» TO BE DONE: Give the number of lines that contain the string "thông", and nothing else.
** START **
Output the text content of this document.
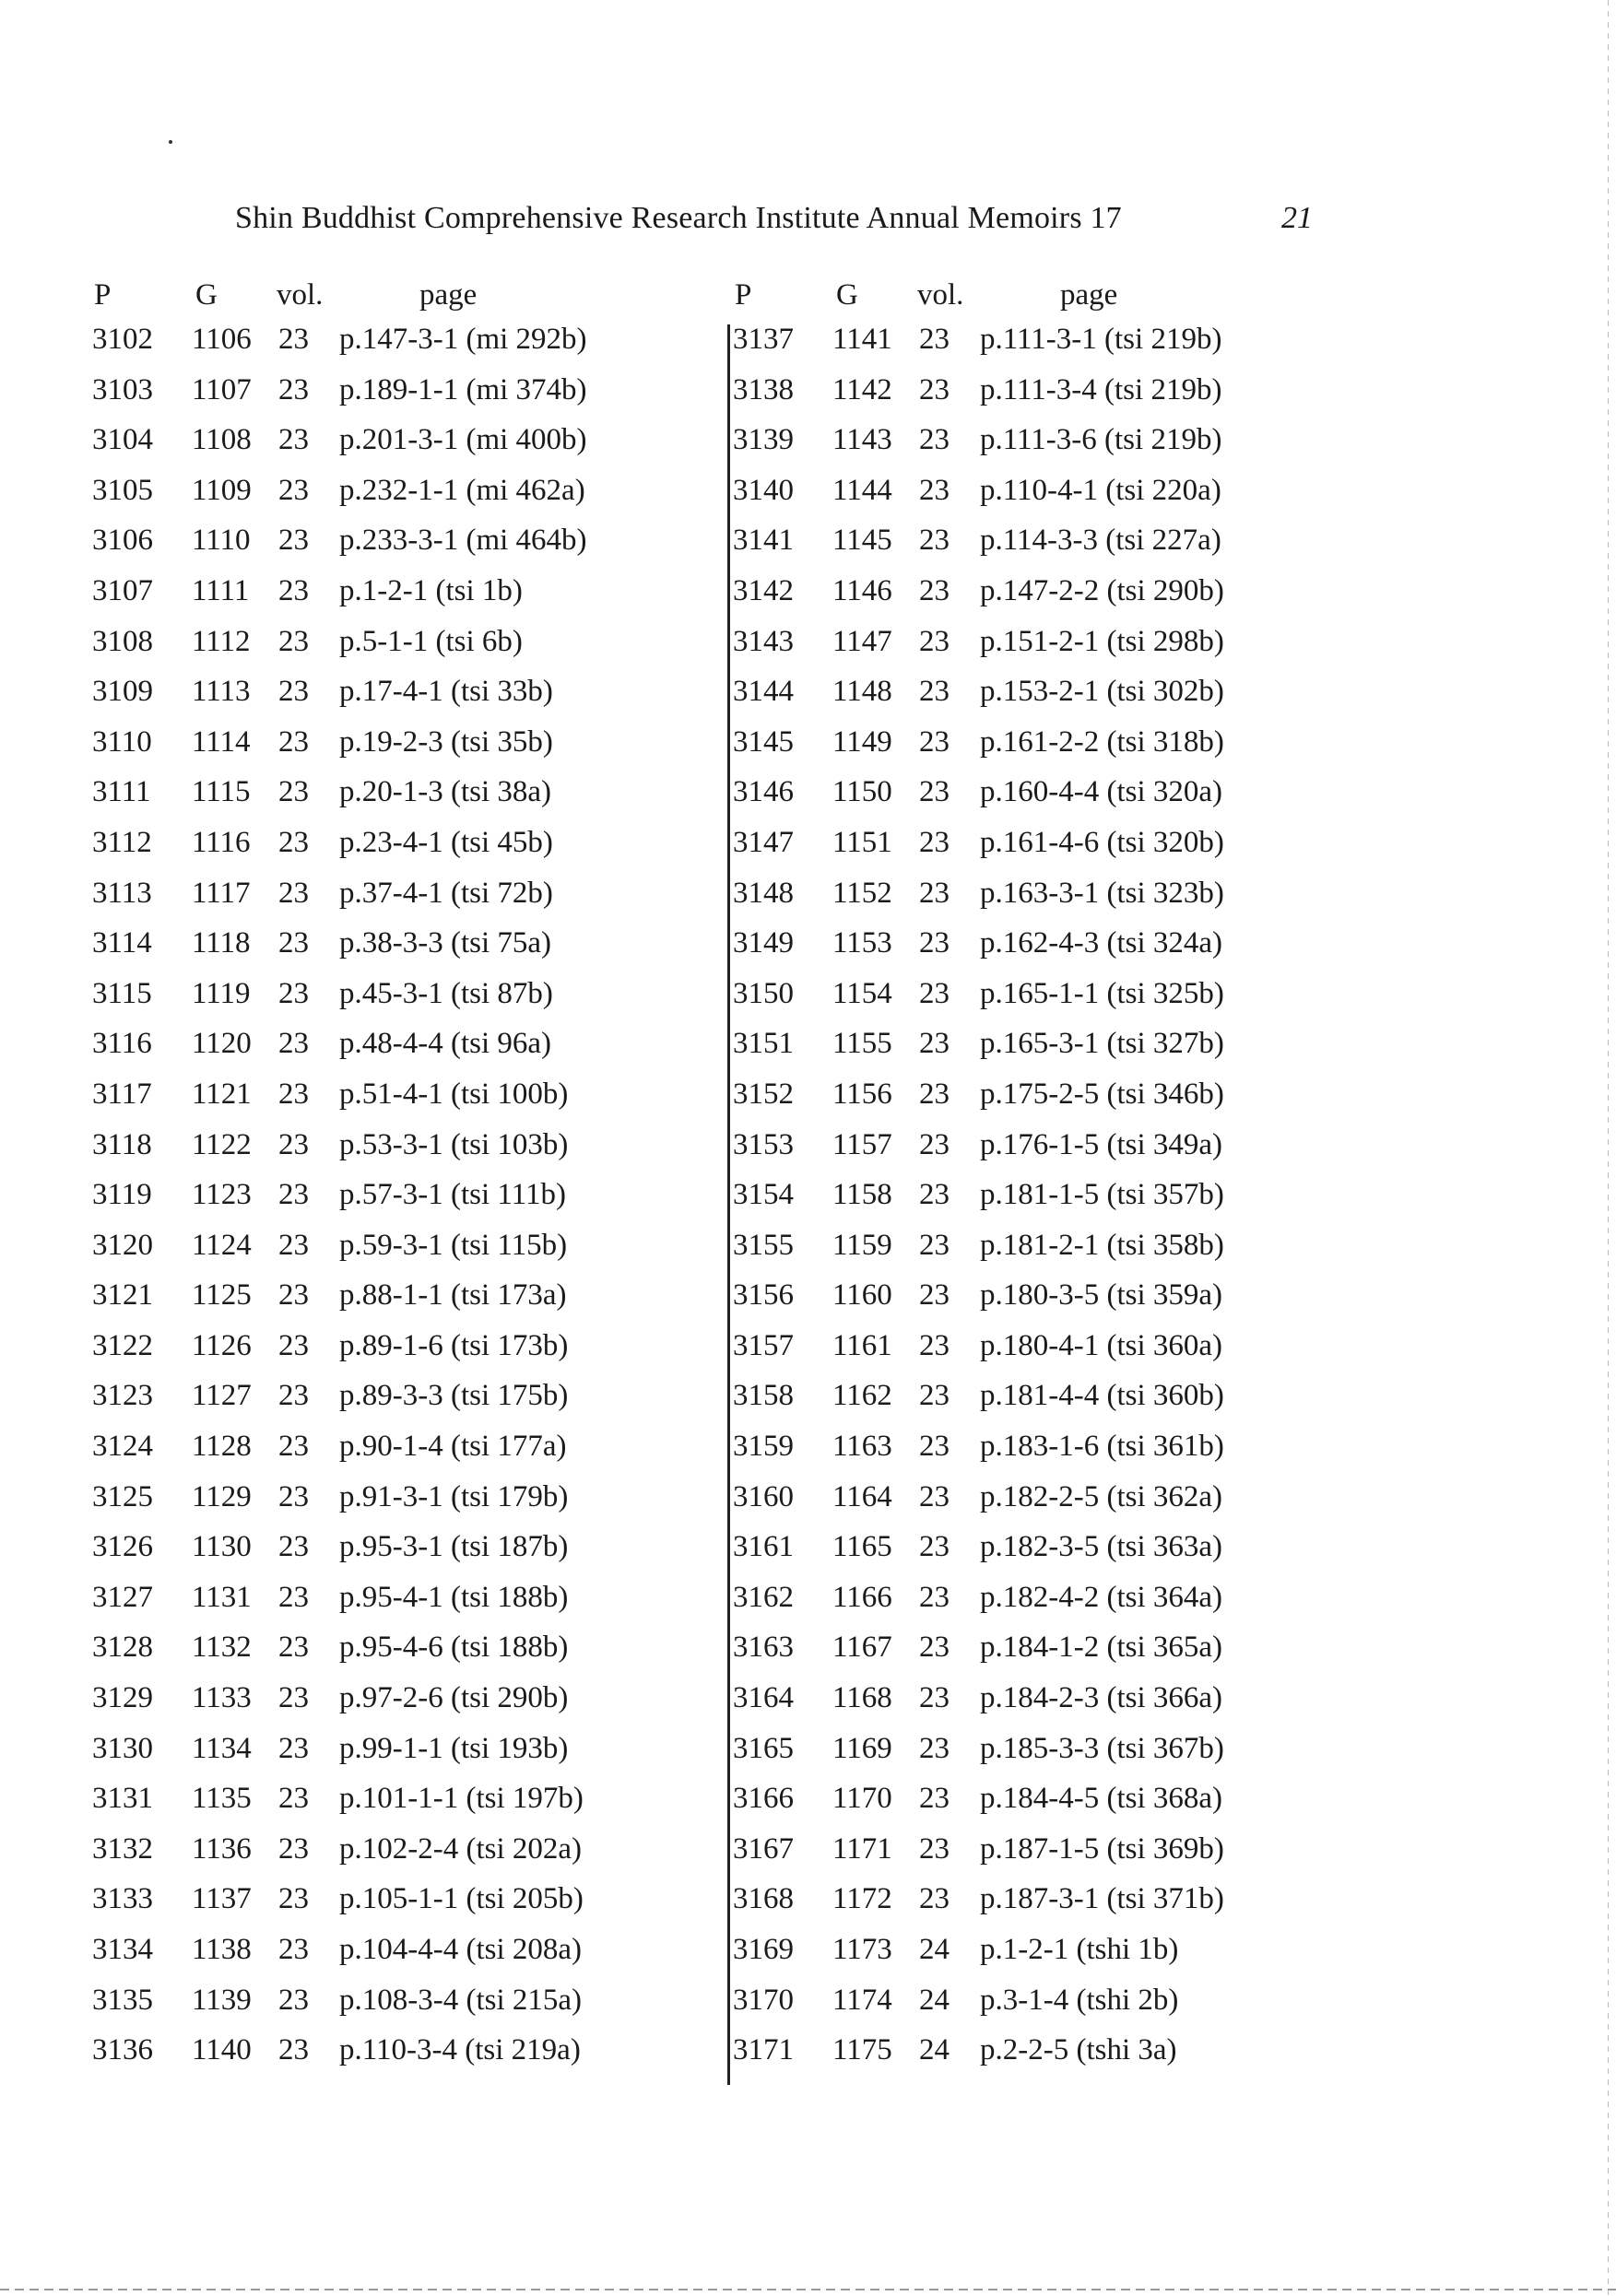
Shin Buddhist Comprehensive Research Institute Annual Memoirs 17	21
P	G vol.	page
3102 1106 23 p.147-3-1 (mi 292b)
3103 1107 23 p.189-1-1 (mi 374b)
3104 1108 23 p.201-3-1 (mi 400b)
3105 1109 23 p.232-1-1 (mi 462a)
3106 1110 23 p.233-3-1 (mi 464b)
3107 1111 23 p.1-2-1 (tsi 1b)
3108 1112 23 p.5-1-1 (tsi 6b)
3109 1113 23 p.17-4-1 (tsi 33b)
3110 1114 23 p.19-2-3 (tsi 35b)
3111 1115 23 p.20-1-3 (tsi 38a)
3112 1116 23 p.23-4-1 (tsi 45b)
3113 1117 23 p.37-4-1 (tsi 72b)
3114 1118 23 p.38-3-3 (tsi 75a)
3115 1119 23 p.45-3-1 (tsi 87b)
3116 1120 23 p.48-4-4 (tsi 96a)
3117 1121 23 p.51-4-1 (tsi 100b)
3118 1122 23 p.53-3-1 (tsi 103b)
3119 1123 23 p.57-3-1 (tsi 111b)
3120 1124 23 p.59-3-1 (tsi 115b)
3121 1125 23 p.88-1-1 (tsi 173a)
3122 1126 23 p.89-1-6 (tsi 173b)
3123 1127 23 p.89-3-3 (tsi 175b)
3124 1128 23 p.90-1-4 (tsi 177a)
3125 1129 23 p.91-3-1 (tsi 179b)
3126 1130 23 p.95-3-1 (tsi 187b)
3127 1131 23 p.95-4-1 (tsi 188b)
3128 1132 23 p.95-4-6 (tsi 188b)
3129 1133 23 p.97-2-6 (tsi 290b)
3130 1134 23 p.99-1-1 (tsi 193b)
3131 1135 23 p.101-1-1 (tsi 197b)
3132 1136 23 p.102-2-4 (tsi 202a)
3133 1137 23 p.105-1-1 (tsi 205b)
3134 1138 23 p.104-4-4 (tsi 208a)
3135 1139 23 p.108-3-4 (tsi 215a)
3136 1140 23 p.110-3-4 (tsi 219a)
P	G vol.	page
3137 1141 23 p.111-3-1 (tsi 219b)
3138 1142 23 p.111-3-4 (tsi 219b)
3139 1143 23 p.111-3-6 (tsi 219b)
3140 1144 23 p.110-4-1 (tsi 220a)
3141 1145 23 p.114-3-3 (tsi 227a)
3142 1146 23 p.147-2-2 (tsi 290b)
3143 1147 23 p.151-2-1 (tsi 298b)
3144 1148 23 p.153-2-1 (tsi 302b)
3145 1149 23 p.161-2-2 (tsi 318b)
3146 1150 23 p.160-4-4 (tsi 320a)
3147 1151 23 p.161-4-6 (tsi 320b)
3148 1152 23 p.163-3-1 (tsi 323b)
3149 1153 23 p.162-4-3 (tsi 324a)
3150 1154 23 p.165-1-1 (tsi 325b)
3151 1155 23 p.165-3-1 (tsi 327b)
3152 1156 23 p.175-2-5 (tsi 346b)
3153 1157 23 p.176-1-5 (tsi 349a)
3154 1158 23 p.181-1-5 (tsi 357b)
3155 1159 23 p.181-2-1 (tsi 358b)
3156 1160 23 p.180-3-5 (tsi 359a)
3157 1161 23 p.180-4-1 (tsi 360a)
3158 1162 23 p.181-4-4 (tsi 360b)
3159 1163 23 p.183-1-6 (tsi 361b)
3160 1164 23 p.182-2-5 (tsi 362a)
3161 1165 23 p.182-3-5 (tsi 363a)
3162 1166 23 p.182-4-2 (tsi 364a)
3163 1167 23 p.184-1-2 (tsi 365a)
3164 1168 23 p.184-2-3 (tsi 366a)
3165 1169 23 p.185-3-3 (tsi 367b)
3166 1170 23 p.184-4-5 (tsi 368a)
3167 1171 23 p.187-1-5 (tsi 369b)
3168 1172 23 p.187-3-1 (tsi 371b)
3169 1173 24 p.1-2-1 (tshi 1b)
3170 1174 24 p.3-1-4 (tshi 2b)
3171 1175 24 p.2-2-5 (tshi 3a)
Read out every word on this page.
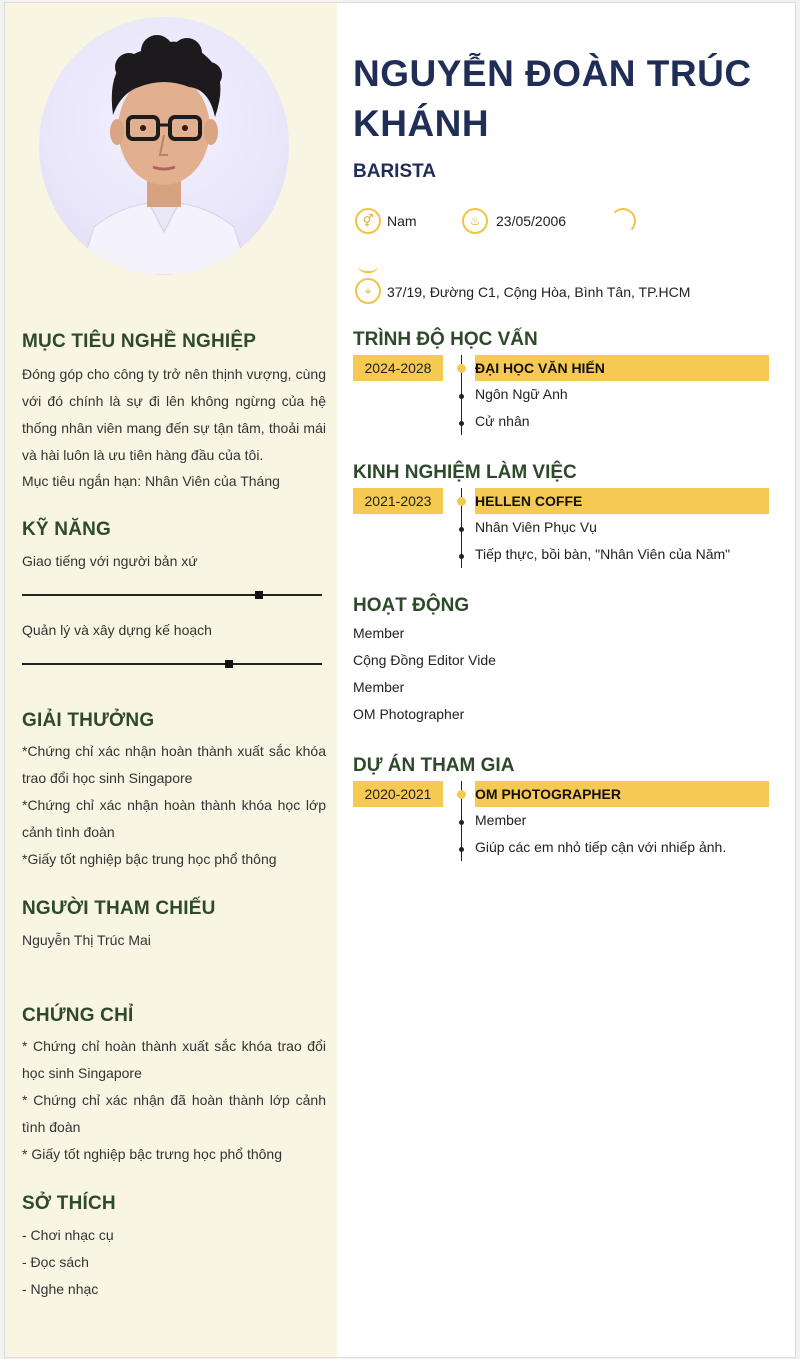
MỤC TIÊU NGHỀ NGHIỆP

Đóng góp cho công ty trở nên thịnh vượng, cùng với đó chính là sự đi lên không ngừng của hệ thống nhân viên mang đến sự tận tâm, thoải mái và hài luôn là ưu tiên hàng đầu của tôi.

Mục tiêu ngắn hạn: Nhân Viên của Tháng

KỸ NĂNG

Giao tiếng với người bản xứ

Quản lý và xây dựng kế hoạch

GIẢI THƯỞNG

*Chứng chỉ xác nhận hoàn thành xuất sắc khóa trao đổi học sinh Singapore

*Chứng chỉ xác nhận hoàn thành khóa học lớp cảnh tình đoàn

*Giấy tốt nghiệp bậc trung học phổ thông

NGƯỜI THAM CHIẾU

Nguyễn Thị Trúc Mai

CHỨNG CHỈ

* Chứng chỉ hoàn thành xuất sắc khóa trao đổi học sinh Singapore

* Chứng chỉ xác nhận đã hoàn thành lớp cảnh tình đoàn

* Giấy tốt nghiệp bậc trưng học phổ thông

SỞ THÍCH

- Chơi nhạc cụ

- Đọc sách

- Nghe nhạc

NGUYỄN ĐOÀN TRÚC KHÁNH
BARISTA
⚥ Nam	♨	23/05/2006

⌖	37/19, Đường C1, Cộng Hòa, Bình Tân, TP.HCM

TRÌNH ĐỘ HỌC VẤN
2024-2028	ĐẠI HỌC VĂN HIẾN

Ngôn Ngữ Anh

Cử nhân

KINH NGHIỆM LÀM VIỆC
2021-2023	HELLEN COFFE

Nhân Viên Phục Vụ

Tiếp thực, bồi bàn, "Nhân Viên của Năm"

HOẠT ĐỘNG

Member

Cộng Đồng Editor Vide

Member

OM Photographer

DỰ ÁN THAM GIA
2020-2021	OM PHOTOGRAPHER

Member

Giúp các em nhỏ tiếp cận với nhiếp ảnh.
** END **
» CORRECT RESULT: 2